:: RECORDS TO USE ::
=== Section Start ===

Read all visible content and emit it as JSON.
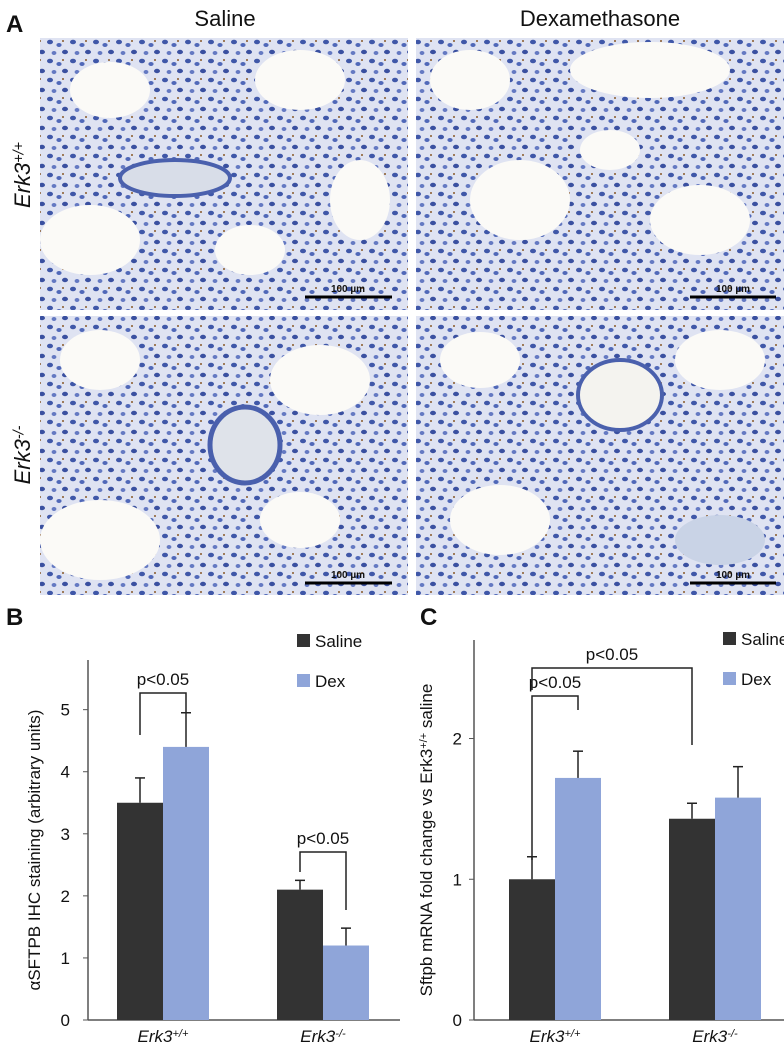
{
  "panel_a": {
    "label": "A",
    "columns": [
      "Saline",
      "Dexamethasone"
    ],
    "rows": [
      "Erk3+/+",
      "Erk3-/-"
    ],
    "scale_bars": [
      "100 µm",
      "100 µm",
      "100 µm",
      "100 µm"
    ]
  },
  "chart_data": [
    {
      "type": "bar",
      "label": "B",
      "ylabel": "αSFTPB IHC staining (arbitrary units)",
      "categories": [
        "Erk3+/+",
        "Erk3-/-"
      ],
      "series": [
        {
          "name": "Saline",
          "color": "#333333",
          "values": [
            3.5,
            2.1
          ],
          "errors": [
            0.4,
            0.15
          ]
        },
        {
          "name": "Dex",
          "color": "#8fa5d9",
          "values": [
            4.4,
            1.2
          ],
          "errors": [
            0.55,
            0.28
          ]
        }
      ],
      "ylim": [
        0,
        5.8
      ],
      "yticks": [
        0,
        1,
        2,
        3,
        4,
        5
      ],
      "annotations": [
        "p<0.05",
        "p<0.05"
      ]
    },
    {
      "type": "bar",
      "label": "C",
      "ylabel": "Sftpb mRNA fold change vs Erk3+/+ saline",
      "categories": [
        "Erk3+/+",
        "Erk3-/-"
      ],
      "series": [
        {
          "name": "Saline",
          "color": "#333333",
          "values": [
            1.0,
            1.43
          ],
          "errors": [
            0.16,
            0.11
          ]
        },
        {
          "name": "Dex",
          "color": "#8fa5d9",
          "values": [
            1.72,
            1.58
          ],
          "errors": [
            0.19,
            0.22
          ]
        }
      ],
      "ylim": [
        0,
        2.7
      ],
      "yticks": [
        0,
        1,
        2
      ],
      "annotations": [
        "p<0.05",
        "p<0.05"
      ]
    }
  ]
}
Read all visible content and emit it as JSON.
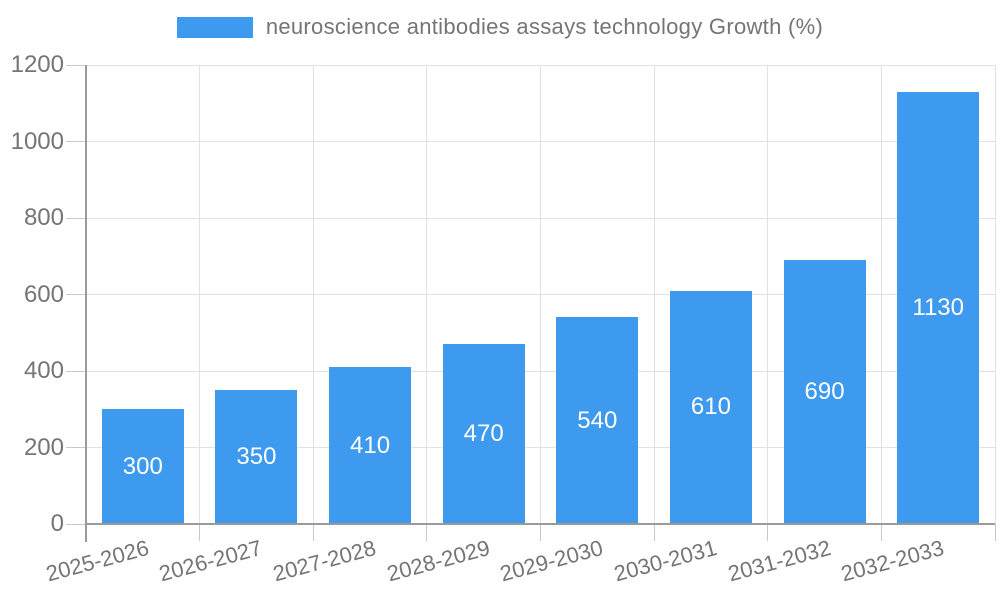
{
  "legend": {
    "label": "neuroscience antibodies assays technology Growth (%)"
  },
  "chart_data": {
    "type": "bar",
    "title": "neuroscience antibodies assays technology Growth (%)",
    "categories": [
      "2025-2026",
      "2026-2027",
      "2027-2028",
      "2028-2029",
      "2029-2030",
      "2030-2031",
      "2031-2032",
      "2032-2033"
    ],
    "values": [
      300,
      350,
      410,
      470,
      540,
      610,
      690,
      1130
    ],
    "xlabel": "",
    "ylabel": "",
    "ylim": [
      0,
      1200
    ],
    "y_ticks": [
      0,
      200,
      400,
      600,
      800,
      1000,
      1200
    ],
    "grid": true,
    "legend_position": "top",
    "bar_label_position": "inside-center",
    "colors": {
      "bar": "#3D9AEF",
      "text": "#757575",
      "grid": "#e2e2e2",
      "axis": "#9a9a9a",
      "tick": "#c9c9c9",
      "value_label": "#ffffff",
      "background": "#ffffff"
    }
  }
}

=== Section End ===

:: DESCRIPTION OF THE TASK ::
Whenever a line above includes the string "ylabel", copy it.

:: ANSWER TO THIS EXERCISE ::
      "ylabel": "αSFTPB IHC staining (arbitrary units)",
      "ylabel": "Sftpb mRNA fold change vs Erk3+/+ saline",
    "ylabel": "",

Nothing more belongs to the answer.